Print the listing below in its entirety, character for character.

▸ **DATASET EXTRACT**:

━━━━

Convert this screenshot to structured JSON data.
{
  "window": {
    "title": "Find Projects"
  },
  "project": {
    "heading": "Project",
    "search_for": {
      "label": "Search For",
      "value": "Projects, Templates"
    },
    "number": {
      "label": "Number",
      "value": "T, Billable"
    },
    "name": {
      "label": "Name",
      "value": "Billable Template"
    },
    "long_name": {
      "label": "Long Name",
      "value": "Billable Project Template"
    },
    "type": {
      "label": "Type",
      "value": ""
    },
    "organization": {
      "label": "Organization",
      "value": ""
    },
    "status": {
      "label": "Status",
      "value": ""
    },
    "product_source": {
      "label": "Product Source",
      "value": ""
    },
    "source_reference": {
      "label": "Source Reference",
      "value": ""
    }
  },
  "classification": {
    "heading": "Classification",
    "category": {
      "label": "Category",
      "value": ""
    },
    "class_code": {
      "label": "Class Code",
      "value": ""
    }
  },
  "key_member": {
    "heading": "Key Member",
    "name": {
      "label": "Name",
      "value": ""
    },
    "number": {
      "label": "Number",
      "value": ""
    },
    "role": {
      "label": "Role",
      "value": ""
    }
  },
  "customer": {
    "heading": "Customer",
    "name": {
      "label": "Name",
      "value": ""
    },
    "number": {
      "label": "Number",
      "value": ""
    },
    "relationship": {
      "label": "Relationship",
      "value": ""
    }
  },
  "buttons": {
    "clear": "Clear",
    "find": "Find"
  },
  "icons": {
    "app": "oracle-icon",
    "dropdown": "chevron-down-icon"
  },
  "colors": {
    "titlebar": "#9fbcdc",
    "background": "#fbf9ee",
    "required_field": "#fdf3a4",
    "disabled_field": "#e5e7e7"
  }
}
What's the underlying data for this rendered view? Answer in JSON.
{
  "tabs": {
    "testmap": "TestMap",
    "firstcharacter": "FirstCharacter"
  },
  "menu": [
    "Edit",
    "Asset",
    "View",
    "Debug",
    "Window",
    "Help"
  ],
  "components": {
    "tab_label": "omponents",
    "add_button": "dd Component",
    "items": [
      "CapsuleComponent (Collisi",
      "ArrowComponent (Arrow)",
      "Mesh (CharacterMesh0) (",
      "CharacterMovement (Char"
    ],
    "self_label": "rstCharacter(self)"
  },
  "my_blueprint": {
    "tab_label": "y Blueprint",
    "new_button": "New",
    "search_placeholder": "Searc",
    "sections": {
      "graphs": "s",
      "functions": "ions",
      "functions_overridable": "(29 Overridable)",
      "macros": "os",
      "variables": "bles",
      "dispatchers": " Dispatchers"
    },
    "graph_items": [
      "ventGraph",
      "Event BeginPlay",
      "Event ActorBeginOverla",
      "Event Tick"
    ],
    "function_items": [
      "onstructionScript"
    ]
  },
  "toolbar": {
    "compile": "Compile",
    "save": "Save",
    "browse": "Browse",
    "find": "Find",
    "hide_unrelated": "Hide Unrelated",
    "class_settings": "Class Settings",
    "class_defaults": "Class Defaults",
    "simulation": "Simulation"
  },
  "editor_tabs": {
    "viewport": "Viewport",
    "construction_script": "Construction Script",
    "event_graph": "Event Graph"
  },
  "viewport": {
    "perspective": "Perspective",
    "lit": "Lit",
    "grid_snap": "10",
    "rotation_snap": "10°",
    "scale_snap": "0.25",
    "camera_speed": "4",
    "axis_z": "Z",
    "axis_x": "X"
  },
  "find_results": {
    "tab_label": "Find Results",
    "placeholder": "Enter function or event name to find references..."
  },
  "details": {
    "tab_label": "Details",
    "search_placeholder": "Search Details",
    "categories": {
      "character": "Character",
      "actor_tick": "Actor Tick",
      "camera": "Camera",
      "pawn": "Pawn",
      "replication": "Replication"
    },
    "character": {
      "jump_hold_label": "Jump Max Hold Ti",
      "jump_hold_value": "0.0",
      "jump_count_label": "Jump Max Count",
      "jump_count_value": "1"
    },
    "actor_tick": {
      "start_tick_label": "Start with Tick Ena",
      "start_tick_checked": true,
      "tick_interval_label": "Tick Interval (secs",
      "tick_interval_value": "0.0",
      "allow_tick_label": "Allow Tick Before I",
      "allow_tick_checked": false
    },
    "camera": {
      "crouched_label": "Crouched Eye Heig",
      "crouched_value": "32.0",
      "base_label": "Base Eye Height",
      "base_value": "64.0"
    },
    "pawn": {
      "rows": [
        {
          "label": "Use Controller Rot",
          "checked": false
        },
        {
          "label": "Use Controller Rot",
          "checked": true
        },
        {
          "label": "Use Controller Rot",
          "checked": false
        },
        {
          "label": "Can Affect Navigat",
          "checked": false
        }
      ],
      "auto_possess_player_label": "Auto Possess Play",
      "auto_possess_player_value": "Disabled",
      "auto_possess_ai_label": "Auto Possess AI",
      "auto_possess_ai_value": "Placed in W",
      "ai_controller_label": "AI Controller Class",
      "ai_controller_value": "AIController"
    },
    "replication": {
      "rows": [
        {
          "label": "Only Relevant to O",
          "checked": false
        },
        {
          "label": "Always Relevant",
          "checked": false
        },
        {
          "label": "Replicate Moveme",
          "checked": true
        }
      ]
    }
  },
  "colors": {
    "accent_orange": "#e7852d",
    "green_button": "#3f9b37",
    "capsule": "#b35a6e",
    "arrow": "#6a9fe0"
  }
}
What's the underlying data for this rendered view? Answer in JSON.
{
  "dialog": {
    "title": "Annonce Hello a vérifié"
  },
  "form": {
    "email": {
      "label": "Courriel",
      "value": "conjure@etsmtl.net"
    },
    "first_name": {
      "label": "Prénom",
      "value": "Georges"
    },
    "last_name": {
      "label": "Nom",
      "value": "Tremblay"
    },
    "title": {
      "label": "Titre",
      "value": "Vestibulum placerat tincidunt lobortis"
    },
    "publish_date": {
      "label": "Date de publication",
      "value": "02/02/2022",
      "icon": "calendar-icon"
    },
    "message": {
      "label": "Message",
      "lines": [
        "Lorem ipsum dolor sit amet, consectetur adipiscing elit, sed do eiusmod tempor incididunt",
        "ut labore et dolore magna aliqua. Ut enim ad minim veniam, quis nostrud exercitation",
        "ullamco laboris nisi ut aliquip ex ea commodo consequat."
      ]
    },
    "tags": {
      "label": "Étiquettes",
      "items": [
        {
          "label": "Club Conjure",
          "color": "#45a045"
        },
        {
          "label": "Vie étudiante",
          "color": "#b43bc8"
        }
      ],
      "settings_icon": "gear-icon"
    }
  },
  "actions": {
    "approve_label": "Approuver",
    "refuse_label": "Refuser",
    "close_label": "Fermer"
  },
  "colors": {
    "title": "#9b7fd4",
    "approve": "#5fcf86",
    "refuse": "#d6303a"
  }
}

━━━━

▸ **REPLY**:
Convert this screenshot to structured JSON data.
{
  "window": {
    "title": "Find Projects"
  },
  "project": {
    "heading": "Project",
    "search_for": {
      "label": "Search For",
      "value": "Projects, Templates"
    },
    "number": {
      "label": "Number",
      "value": "T, Billable"
    },
    "name": {
      "label": "Name",
      "value": "Billable Template"
    },
    "long_name": {
      "label": "Long Name",
      "value": "Billable Project Template"
    },
    "type": {
      "label": "Type",
      "value": ""
    },
    "organization": {
      "label": "Organization",
      "value": ""
    },
    "status": {
      "label": "Status",
      "value": ""
    },
    "product_source": {
      "label": "Product Source",
      "value": ""
    },
    "source_reference": {
      "label": "Source Reference",
      "value": ""
    }
  },
  "classification": {
    "heading": "Classification",
    "category": {
      "label": "Category",
      "value": ""
    },
    "class_code": {
      "label": "Class Code",
      "value": ""
    }
  },
  "key_member": {
    "heading": "Key Member",
    "name": {
      "label": "Name",
      "value": ""
    },
    "number": {
      "label": "Number",
      "value": ""
    },
    "role": {
      "label": "Role",
      "value": ""
    }
  },
  "customer": {
    "heading": "Customer",
    "name": {
      "label": "Name",
      "value": ""
    },
    "number": {
      "label": "Number",
      "value": ""
    },
    "relationship": {
      "label": "Relationship",
      "value": ""
    }
  },
  "buttons": {
    "clear": "Clear",
    "find": "Find"
  },
  "icons": {
    "app": "oracle-icon",
    "dropdown": "chevron-down-icon"
  },
  "colors": {
    "titlebar": "#9fbcdc",
    "background": "#fbf9ee",
    "required_field": "#fdf3a4",
    "disabled_field": "#e5e7e7"
  }
}
What's the underlying data for this rendered view? Answer in JSON.
{
  "tabs": {
    "testmap": "TestMap",
    "firstcharacter": "FirstCharacter"
  },
  "menu": [
    "Edit",
    "Asset",
    "View",
    "Debug",
    "Window",
    "Help"
  ],
  "components": {
    "tab_label": "omponents",
    "add_button": "dd Component",
    "items": [
      "CapsuleComponent (Collisi",
      "ArrowComponent (Arrow)",
      "Mesh (CharacterMesh0) (",
      "CharacterMovement (Char"
    ],
    "self_label": "rstCharacter(self)"
  },
  "my_blueprint": {
    "tab_label": "y Blueprint",
    "new_button": "New",
    "search_placeholder": "Searc",
    "sections": {
      "graphs": "s",
      "functions": "ions",
      "functions_overridable": "(29 Overridable)",
      "macros": "os",
      "variables": "bles",
      "dispatchers": " Dispatchers"
    },
    "graph_items": [
      "ventGraph",
      "Event BeginPlay",
      "Event ActorBeginOverla",
      "Event Tick"
    ],
    "function_items": [
      "onstructionScript"
    ]
  },
  "toolbar": {
    "compile": "Compile",
    "save": "Save",
    "browse": "Browse",
    "find": "Find",
    "hide_unrelated": "Hide Unrelated",
    "class_settings": "Class Settings",
    "class_defaults": "Class Defaults",
    "simulation": "Simulation"
  },
  "editor_tabs": {
    "viewport": "Viewport",
    "construction_script": "Construction Script",
    "event_graph": "Event Graph"
  },
  "viewport": {
    "perspective": "Perspective",
    "lit": "Lit",
    "grid_snap": "10",
    "rotation_snap": "10°",
    "scale_snap": "0.25",
    "camera_speed": "4",
    "axis_z": "Z",
    "axis_x": "X"
  },
  "find_results": {
    "tab_label": "Find Results",
    "placeholder": "Enter function or event name to find references..."
  },
  "details": {
    "tab_label": "Details",
    "search_placeholder": "Search Details",
    "categories": {
      "character": "Character",
      "actor_tick": "Actor Tick",
      "camera": "Camera",
      "pawn": "Pawn",
      "replication": "Replication"
    },
    "character": {
      "jump_hold_label": "Jump Max Hold Ti",
      "jump_hold_value": "0.0",
      "jump_count_label": "Jump Max Count",
      "jump_count_value": "1"
    },
    "actor_tick": {
      "start_tick_label": "Start with Tick Ena",
      "start_tick_checked": true,
      "tick_interval_label": "Tick Interval (secs",
      "tick_interval_value": "0.0",
      "allow_tick_label": "Allow Tick Before I",
      "allow_tick_checked": false
    },
    "camera": {
      "crouched_label": "Crouched Eye Heig",
      "crouched_value": "32.0",
      "base_label": "Base Eye Height",
      "base_value": "64.0"
    },
    "pawn": {
      "rows": [
        {
          "label": "Use Controller Rot",
          "checked": false
        },
        {
          "label": "Use Controller Rot",
          "checked": true
        },
        {
          "label": "Use Controller Rot",
          "checked": false
        },
        {
          "label": "Can Affect Navigat",
          "checked": false
        }
      ],
      "auto_possess_player_label": "Auto Possess Play",
      "auto_possess_player_value": "Disabled",
      "auto_possess_ai_label": "Auto Possess AI",
      "auto_possess_ai_value": "Placed in W",
      "ai_controller_label": "AI Controller Class",
      "ai_controller_value": "AIController"
    },
    "replication": {
      "rows": [
        {
          "label": "Only Relevant to O",
          "checked": false
        },
        {
          "label": "Always Relevant",
          "checked": false
        },
        {
          "label": "Replicate Moveme",
          "checked": true
        }
      ]
    }
  },
  "colors": {
    "accent_orange": "#e7852d",
    "green_button": "#3f9b37",
    "capsule": "#b35a6e",
    "arrow": "#6a9fe0"
  }
}
What's the underlying data for this rendered view? Answer in JSON.
{
  "dialog": {
    "title": "Annonce Hello a vérifié"
  },
  "form": {
    "email": {
      "label": "Courriel",
      "value": "conjure@etsmtl.net"
    },
    "first_name": {
      "label": "Prénom",
      "value": "Georges"
    },
    "last_name": {
      "label": "Nom",
      "value": "Tremblay"
    },
    "title": {
      "label": "Titre",
      "value": "Vestibulum placerat tincidunt lobortis"
    },
    "publish_date": {
      "label": "Date de publication",
      "value": "02/02/2022",
      "icon": "calendar-icon"
    },
    "message": {
      "label": "Message",
      "lines": [
        "Lorem ipsum dolor sit amet, consectetur adipiscing elit, sed do eiusmod tempor incididunt",
        "ut labore et dolore magna aliqua. Ut enim ad minim veniam, quis nostrud exercitation",
        "ullamco laboris nisi ut aliquip ex ea commodo consequat."
      ]
    },
    "tags": {
      "label": "Étiquettes",
      "items": [
        {
          "label": "Club Conjure",
          "color": "#45a045"
        },
        {
          "label": "Vie étudiante",
          "color": "#b43bc8"
        }
      ],
      "settings_icon": "gear-icon"
    }
  },
  "actions": {
    "approve_label": "Approuver",
    "refuse_label": "Refuser",
    "close_label": "Fermer"
  },
  "colors": {
    "title": "#9b7fd4",
    "approve": "#5fcf86",
    "refuse": "#d6303a"
  }
}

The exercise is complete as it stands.